YOUR OBJECTIVE
Here are some records; copy every line that holds the word "triangle".

INPUT DATA
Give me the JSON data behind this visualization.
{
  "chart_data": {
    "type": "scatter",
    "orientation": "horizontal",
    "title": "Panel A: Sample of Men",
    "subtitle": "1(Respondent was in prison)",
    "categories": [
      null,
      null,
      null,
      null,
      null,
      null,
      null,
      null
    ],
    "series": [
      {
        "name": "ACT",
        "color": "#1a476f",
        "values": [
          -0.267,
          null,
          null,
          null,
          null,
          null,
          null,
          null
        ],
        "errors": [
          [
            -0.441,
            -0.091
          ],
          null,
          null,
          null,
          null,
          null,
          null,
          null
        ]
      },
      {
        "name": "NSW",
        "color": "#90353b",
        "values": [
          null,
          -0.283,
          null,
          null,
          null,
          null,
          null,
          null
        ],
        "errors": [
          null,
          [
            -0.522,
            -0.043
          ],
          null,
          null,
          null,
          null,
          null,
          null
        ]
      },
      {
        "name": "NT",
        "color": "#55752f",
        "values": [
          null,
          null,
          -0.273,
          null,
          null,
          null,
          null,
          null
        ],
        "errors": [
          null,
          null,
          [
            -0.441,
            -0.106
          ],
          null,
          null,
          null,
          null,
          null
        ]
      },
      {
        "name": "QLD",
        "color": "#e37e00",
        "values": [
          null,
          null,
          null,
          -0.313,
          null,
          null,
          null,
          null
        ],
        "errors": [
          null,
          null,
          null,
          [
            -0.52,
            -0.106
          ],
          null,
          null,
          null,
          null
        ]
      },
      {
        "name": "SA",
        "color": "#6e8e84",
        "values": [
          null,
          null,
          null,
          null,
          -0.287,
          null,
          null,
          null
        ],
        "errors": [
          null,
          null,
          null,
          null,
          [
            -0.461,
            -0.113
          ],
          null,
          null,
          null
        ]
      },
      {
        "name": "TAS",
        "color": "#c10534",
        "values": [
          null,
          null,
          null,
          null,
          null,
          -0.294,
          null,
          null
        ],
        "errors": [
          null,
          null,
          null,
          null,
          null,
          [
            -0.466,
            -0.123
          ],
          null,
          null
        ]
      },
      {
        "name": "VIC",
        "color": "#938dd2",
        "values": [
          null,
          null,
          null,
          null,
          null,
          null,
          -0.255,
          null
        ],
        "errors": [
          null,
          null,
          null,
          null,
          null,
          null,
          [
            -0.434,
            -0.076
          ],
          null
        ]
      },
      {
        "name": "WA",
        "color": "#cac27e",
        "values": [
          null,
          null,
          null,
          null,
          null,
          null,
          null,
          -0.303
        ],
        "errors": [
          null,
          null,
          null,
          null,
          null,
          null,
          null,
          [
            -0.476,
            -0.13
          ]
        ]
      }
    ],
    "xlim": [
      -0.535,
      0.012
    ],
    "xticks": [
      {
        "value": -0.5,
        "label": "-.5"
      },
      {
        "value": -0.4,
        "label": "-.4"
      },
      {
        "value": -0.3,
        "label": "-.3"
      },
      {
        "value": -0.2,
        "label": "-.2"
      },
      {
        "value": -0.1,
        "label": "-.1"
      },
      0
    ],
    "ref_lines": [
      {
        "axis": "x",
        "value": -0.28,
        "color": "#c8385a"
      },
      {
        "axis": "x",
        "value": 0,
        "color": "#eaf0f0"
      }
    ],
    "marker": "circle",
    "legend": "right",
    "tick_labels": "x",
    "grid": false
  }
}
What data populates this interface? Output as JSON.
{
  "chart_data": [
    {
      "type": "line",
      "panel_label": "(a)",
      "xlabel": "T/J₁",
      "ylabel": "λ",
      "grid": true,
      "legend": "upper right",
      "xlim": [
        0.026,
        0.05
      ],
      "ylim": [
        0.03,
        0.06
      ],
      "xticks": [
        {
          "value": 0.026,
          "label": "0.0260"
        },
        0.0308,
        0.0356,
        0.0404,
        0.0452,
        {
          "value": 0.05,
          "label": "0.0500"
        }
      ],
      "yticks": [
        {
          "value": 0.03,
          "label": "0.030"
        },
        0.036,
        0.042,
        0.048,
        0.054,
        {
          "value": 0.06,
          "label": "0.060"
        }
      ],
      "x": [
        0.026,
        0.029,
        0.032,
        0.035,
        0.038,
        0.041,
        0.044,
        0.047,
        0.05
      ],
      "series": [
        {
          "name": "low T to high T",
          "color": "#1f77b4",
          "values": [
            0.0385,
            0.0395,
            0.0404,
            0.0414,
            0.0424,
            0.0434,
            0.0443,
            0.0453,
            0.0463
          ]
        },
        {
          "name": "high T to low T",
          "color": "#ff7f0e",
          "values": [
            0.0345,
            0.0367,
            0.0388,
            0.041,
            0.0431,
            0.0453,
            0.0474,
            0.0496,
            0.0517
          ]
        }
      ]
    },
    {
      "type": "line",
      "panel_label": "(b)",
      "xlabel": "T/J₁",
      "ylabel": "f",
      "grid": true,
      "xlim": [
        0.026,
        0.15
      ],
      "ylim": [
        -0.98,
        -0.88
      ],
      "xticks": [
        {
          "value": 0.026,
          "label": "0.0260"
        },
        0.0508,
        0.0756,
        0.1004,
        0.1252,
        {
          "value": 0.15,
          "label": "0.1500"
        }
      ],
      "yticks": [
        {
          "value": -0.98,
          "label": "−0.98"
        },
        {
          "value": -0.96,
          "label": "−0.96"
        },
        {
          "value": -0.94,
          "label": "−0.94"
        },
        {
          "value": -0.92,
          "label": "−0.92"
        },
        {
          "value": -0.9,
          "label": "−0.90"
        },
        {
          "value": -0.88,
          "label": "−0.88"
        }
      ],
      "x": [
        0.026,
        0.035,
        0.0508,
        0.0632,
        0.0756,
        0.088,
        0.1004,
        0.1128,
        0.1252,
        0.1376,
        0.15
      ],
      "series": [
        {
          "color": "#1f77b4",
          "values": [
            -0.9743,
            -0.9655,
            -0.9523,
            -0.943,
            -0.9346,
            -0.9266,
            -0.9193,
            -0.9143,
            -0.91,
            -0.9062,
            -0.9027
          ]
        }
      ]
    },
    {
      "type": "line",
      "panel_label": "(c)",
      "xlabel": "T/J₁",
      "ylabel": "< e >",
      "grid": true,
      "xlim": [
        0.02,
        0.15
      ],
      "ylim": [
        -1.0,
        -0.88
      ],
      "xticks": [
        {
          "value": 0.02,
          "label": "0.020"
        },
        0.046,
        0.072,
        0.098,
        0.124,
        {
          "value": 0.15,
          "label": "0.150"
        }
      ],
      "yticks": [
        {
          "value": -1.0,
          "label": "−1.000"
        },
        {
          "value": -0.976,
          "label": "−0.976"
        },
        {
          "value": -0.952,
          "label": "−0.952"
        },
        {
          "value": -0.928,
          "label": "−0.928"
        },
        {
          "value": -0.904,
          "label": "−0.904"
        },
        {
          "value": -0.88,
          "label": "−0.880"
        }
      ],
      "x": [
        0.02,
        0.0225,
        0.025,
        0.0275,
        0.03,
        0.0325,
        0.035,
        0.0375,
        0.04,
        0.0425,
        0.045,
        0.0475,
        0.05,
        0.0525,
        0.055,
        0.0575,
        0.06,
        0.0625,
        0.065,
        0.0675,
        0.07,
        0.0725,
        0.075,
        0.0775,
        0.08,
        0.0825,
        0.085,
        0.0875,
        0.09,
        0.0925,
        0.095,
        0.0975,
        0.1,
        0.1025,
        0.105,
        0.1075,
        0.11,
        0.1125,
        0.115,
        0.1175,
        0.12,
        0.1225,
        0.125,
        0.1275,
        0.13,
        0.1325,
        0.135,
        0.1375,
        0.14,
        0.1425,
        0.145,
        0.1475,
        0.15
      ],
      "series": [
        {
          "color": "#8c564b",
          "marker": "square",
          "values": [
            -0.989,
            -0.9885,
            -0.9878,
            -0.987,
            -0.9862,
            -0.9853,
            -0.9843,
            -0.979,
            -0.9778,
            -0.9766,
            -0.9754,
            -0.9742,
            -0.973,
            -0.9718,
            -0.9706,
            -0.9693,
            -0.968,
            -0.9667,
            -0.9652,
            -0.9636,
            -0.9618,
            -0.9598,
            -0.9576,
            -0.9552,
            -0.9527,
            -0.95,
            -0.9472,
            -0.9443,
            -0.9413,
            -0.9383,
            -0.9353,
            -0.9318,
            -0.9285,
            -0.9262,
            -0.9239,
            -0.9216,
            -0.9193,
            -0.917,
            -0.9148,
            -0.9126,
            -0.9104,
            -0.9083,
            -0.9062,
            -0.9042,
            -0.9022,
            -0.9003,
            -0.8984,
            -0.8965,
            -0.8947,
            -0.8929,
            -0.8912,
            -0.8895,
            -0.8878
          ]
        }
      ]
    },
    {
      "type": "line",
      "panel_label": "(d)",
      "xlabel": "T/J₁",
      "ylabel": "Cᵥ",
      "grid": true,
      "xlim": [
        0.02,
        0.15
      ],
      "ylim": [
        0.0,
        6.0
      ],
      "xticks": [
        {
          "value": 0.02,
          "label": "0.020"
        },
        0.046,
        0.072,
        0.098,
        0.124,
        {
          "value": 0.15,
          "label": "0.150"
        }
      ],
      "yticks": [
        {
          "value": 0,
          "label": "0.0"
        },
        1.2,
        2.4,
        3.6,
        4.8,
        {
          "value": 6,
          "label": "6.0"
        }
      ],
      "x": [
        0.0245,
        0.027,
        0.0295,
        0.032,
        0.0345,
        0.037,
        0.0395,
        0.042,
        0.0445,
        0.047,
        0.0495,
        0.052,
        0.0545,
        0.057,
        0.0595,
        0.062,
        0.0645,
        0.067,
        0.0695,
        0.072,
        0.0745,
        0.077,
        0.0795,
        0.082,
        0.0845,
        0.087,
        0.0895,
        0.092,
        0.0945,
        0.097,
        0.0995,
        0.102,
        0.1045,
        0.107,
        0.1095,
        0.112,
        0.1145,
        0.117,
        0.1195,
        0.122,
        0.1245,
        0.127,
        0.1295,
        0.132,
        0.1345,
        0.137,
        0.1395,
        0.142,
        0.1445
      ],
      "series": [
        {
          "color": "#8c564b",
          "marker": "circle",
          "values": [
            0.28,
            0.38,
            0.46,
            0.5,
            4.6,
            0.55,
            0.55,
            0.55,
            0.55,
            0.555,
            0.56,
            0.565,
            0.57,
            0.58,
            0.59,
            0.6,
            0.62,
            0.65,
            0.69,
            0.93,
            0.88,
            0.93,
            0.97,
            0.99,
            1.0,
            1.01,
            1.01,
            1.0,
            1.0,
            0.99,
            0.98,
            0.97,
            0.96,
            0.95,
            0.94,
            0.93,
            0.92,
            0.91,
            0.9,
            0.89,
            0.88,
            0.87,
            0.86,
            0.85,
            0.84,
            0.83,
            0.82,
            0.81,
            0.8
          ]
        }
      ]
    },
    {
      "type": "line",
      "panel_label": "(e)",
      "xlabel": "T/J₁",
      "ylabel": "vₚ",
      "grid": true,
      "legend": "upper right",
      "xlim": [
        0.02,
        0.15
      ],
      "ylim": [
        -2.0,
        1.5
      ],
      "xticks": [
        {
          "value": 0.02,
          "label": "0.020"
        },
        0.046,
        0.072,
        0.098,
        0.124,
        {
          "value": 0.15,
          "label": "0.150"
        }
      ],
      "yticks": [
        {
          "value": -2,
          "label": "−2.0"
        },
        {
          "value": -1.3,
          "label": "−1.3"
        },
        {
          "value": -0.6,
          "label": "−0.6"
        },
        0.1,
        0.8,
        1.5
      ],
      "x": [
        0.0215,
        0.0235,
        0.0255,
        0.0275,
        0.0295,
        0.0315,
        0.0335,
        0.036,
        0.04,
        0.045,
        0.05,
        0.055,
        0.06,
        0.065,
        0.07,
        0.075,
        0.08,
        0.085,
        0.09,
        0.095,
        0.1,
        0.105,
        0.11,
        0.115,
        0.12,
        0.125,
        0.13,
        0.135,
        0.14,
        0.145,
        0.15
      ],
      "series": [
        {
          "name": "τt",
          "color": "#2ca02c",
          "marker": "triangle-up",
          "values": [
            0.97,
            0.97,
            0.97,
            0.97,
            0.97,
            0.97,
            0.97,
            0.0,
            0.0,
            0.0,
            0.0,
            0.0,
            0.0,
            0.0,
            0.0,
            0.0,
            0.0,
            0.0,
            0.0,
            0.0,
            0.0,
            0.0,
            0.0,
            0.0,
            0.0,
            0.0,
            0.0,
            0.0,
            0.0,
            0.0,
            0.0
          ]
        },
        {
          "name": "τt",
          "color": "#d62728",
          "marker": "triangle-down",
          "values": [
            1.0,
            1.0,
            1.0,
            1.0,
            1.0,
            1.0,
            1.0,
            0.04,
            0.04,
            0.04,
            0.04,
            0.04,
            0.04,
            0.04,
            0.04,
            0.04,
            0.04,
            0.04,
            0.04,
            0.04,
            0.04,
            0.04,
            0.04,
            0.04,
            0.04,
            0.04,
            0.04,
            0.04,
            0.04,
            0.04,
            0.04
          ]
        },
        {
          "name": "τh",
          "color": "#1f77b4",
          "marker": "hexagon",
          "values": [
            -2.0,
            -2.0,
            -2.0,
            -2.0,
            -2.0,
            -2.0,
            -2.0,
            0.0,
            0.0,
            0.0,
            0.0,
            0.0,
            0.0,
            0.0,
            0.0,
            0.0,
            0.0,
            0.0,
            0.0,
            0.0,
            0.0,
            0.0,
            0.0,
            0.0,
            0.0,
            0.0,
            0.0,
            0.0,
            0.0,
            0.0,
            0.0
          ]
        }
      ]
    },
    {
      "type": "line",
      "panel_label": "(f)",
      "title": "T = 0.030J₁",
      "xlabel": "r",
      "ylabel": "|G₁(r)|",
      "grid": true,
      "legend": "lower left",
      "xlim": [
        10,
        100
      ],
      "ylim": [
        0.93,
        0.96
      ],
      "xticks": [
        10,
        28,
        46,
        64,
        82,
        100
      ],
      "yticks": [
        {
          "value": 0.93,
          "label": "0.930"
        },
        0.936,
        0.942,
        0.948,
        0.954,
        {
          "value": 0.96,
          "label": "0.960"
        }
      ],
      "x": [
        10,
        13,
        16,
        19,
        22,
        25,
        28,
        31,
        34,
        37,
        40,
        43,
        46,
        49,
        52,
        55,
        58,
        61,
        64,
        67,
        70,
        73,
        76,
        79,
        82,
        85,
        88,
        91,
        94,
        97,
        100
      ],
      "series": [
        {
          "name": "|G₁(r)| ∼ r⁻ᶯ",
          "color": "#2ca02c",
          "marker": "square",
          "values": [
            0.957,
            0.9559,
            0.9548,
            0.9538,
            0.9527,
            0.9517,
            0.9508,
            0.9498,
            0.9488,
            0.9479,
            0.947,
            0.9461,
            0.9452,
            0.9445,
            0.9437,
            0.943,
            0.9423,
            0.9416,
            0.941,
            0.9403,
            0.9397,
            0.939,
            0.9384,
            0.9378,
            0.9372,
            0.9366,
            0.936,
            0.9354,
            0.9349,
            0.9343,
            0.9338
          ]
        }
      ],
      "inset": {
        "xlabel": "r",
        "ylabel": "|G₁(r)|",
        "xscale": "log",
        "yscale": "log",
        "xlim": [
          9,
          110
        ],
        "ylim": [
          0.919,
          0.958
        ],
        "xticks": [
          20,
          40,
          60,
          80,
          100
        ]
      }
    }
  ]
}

EXERCISE OUTPUT
          "marker": "triangle-up",
          "marker": "triangle-down",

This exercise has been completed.